▼
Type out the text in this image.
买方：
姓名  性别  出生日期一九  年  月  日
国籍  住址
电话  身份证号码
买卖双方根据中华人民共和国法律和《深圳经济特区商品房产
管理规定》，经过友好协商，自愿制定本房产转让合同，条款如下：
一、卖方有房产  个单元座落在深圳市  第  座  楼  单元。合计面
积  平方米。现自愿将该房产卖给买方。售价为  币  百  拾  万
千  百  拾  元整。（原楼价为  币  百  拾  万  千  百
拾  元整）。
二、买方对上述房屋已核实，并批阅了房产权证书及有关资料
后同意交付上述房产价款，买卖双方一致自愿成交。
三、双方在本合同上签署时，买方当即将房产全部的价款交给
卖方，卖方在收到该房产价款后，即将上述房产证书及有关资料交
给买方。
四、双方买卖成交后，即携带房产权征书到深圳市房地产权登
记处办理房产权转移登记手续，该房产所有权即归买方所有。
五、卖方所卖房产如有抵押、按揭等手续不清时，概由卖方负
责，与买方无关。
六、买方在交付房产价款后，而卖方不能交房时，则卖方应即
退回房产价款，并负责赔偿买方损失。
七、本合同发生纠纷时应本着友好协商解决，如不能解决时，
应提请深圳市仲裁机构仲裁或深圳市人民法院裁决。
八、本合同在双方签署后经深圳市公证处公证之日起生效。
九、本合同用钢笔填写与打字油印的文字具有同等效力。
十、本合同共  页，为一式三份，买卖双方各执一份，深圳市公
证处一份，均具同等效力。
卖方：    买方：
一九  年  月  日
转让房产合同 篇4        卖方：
▲
Retype the whole listing, matching it exactly.

→ **Output**
Type out the text in this image.
买方：
姓名  性别  出生日期一九  年  月  日
国籍  住址
电话  身份证号码
买卖双方根据中华人民共和国法律和《深圳经济特区商品房产
管理规定》，经过友好协商，自愿制定本房产转让合同，条款如下：
一、卖方有房产  个单元座落在深圳市  第  座  楼  单元。合计面
积  平方米。现自愿将该房产卖给买方。售价为  币  百  拾  万
千  百  拾  元整。（原楼价为  币  百  拾  万  千  百
拾  元整）。
二、买方对上述房屋已核实，并批阅了房产权证书及有关资料
后同意交付上述房产价款，买卖双方一致自愿成交。
三、双方在本合同上签署时，买方当即将房产全部的价款交给
卖方，卖方在收到该房产价款后，即将上述房产证书及有关资料交
给买方。
四、双方买卖成交后，即携带房产权征书到深圳市房地产权登
记处办理房产权转移登记手续，该房产所有权即归买方所有。
五、卖方所卖房产如有抵押、按揭等手续不清时，概由卖方负
责，与买方无关。
六、买方在交付房产价款后，而卖方不能交房时，则卖方应即
退回房产价款，并负责赔偿买方损失。
七、本合同发生纠纷时应本着友好协商解决，如不能解决时，
应提请深圳市仲裁机构仲裁或深圳市人民法院裁决。
八、本合同在双方签署后经深圳市公证处公证之日起生效。
九、本合同用钢笔填写与打字油印的文字具有同等效力。
十、本合同共  页，为一式三份，买卖双方各执一份，深圳市公
证处一份，均具同等效力。
卖方：    买方：
一九  年  月  日
转让房产合同 篇4        卖方：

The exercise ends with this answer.